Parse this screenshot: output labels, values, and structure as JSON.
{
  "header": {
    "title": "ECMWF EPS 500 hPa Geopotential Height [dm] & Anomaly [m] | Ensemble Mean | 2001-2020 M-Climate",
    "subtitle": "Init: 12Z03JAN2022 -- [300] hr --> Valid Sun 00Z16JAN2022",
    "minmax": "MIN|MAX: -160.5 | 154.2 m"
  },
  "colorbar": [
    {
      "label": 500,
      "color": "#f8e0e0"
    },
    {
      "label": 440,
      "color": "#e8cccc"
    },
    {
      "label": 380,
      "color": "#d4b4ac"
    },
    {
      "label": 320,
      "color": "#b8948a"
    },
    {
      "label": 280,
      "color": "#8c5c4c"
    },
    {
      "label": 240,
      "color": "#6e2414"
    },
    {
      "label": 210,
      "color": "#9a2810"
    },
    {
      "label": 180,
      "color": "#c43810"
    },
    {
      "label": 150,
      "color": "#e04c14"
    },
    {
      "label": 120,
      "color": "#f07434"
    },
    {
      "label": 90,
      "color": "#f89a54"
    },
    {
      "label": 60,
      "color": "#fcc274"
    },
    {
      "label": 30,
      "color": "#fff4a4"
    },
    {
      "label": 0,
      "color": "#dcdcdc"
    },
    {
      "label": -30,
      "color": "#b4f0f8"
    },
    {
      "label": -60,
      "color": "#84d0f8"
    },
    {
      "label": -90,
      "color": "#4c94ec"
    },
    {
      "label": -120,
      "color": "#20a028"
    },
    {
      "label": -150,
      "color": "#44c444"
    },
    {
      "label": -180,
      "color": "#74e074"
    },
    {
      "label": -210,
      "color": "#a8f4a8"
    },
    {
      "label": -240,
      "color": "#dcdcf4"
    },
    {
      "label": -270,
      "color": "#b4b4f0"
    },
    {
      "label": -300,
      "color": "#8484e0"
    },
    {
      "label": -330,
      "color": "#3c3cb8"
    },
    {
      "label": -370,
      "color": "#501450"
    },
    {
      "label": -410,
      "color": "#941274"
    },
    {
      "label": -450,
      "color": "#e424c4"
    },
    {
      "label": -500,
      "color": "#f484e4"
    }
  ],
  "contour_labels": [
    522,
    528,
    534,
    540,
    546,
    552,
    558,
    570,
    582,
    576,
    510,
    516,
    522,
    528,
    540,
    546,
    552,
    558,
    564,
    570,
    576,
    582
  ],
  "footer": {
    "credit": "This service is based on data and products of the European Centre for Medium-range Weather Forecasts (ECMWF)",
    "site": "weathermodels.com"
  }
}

### Exercise prompt
All of the material must be reproduced exactly.

### Correct result
Parse this screenshot: output labels, values, and structure as JSON.
{
  "header": {
    "title": "ECMWF EPS 500 hPa Geopotential Height [dm] & Anomaly [m] | Ensemble Mean | 2001-2020 M-Climate",
    "subtitle": "Init: 12Z03JAN2022 -- [300] hr --> Valid Sun 00Z16JAN2022",
    "minmax": "MIN|MAX: -160.5 | 154.2 m"
  },
  "colorbar": [
    {
      "label": 500,
      "color": "#f8e0e0"
    },
    {
      "label": 440,
      "color": "#e8cccc"
    },
    {
      "label": 380,
      "color": "#d4b4ac"
    },
    {
      "label": 320,
      "color": "#b8948a"
    },
    {
      "label": 280,
      "color": "#8c5c4c"
    },
    {
      "label": 240,
      "color": "#6e2414"
    },
    {
      "label": 210,
      "color": "#9a2810"
    },
    {
      "label": 180,
      "color": "#c43810"
    },
    {
      "label": 150,
      "color": "#e04c14"
    },
    {
      "label": 120,
      "color": "#f07434"
    },
    {
      "label": 90,
      "color": "#f89a54"
    },
    {
      "label": 60,
      "color": "#fcc274"
    },
    {
      "label": 30,
      "color": "#fff4a4"
    },
    {
      "label": 0,
      "color": "#dcdcdc"
    },
    {
      "label": -30,
      "color": "#b4f0f8"
    },
    {
      "label": -60,
      "color": "#84d0f8"
    },
    {
      "label": -90,
      "color": "#4c94ec"
    },
    {
      "label": -120,
      "color": "#20a028"
    },
    {
      "label": -150,
      "color": "#44c444"
    },
    {
      "label": -180,
      "color": "#74e074"
    },
    {
      "label": -210,
      "color": "#a8f4a8"
    },
    {
      "label": -240,
      "color": "#dcdcf4"
    },
    {
      "label": -270,
      "color": "#b4b4f0"
    },
    {
      "label": -300,
      "color": "#8484e0"
    },
    {
      "label": -330,
      "color": "#3c3cb8"
    },
    {
      "label": -370,
      "color": "#501450"
    },
    {
      "label": -410,
      "color": "#941274"
    },
    {
      "label": -450,
      "color": "#e424c4"
    },
    {
      "label": -500,
      "color": "#f484e4"
    }
  ],
  "contour_labels": [
    522,
    528,
    534,
    540,
    546,
    552,
    558,
    570,
    582,
    576,
    510,
    516,
    522,
    528,
    540,
    546,
    552,
    558,
    564,
    570,
    576,
    582
  ],
  "footer": {
    "credit": "This service is based on data and products of the European Centre for Medium-range Weather Forecasts (ECMWF)",
    "site": "weathermodels.com"
  }
}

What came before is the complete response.